-------- Supplied records --------

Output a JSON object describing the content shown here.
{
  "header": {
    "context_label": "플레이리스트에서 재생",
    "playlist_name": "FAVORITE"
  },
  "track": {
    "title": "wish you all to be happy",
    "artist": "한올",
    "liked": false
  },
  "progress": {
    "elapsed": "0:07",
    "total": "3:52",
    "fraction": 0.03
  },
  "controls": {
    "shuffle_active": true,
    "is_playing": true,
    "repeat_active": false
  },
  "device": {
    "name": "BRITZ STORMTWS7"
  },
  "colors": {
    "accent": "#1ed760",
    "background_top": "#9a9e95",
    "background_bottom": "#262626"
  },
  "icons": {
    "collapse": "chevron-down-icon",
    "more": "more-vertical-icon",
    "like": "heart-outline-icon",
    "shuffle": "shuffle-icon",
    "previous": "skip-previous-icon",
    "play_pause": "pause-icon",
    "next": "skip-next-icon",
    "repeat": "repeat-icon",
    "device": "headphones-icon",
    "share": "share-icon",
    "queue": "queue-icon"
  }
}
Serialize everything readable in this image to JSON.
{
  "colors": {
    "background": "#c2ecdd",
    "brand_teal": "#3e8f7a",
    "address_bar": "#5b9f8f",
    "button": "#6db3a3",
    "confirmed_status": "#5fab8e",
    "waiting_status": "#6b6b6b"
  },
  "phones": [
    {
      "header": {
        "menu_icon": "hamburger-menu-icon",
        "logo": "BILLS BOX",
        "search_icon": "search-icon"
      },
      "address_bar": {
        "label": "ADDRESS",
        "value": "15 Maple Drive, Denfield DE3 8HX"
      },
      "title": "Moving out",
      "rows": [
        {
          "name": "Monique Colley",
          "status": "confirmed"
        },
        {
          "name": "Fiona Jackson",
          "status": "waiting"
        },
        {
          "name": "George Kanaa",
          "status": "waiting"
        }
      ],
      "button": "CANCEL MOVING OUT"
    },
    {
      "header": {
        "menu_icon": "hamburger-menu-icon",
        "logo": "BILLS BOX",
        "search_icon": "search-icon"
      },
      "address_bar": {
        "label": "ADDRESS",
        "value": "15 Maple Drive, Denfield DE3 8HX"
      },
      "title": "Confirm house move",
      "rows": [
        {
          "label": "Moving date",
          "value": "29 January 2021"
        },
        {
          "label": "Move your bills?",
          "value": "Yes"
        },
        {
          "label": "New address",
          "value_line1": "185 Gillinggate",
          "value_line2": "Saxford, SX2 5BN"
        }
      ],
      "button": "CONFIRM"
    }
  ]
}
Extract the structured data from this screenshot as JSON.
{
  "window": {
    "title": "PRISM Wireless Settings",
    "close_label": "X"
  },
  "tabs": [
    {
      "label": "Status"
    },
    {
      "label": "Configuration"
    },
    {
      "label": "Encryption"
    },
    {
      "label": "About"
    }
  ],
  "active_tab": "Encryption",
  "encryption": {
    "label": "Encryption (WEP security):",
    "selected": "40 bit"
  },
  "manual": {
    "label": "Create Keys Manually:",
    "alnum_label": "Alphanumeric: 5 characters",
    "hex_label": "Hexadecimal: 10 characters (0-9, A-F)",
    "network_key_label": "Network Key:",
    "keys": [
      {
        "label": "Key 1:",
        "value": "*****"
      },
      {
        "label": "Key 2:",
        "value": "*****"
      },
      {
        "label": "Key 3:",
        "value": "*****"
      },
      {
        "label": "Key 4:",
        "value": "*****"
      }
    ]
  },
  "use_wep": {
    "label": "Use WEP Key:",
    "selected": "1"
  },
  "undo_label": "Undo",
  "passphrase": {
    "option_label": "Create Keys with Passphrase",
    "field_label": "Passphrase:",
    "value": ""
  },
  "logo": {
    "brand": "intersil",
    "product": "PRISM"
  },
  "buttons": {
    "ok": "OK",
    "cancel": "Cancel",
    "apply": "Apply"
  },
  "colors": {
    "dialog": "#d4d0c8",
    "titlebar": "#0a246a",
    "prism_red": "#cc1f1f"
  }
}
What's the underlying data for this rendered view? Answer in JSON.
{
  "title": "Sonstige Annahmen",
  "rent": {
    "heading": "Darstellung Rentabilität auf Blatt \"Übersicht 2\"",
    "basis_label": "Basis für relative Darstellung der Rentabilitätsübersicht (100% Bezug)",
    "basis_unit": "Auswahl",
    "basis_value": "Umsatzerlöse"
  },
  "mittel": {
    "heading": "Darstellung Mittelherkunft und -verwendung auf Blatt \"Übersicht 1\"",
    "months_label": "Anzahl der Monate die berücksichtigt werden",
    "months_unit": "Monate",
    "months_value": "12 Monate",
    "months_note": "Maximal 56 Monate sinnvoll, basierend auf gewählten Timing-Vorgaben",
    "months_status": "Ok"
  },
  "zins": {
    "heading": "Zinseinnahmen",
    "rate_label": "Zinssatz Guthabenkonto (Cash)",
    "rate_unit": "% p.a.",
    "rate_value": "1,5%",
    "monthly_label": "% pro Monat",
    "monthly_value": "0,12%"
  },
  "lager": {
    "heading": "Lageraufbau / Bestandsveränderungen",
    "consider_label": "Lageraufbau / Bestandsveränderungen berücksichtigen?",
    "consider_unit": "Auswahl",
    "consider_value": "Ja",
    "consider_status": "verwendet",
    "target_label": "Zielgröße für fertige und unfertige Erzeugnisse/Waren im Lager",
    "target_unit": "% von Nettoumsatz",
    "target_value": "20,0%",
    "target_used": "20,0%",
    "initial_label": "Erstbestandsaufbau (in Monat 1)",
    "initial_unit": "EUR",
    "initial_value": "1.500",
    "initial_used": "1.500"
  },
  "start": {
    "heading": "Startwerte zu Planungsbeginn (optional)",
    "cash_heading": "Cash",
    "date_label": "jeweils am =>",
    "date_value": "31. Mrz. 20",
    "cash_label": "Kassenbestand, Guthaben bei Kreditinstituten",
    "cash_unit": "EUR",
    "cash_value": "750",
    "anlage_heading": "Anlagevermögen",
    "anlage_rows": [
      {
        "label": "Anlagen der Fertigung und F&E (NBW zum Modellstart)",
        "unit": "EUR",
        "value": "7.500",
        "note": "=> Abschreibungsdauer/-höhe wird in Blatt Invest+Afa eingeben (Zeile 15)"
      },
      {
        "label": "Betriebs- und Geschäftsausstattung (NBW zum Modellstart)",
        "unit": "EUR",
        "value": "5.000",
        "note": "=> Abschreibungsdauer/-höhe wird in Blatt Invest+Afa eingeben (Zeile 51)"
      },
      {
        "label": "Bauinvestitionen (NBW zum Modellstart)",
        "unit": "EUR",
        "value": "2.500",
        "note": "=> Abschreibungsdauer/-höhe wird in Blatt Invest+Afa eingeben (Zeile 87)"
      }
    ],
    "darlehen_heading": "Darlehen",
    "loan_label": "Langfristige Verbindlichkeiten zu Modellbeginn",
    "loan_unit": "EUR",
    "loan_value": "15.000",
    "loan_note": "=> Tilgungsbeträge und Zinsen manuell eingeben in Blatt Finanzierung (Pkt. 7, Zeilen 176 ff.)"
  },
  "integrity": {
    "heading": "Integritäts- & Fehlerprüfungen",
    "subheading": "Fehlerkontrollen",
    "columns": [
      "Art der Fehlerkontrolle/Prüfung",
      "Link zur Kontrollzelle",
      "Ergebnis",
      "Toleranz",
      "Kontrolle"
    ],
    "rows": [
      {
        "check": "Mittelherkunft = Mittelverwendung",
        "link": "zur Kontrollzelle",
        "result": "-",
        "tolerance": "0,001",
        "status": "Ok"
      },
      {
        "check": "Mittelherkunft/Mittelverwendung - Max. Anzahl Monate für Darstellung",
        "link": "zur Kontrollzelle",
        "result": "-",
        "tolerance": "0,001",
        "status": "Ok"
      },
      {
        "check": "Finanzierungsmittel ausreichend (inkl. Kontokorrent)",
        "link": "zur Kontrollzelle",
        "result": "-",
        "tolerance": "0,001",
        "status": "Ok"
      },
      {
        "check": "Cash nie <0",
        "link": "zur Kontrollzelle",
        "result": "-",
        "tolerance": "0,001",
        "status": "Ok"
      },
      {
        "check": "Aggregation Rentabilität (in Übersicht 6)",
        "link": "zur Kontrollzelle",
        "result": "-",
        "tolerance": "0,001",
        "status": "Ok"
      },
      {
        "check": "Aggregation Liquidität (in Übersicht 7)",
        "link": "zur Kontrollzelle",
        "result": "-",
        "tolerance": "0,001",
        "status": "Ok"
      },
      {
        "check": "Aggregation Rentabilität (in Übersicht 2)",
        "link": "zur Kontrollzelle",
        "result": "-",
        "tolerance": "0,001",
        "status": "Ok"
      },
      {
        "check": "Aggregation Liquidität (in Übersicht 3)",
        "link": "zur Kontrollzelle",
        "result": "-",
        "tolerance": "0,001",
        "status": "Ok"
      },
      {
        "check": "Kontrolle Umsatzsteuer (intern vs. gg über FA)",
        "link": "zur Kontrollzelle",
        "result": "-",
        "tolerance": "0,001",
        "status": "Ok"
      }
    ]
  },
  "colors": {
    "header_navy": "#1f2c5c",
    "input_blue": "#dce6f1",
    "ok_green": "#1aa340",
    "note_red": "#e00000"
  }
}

--------

What is asked:
Make a tally of the lines in this data that include the string "characters", and answer with that tally alone.

Result of the exercise:
2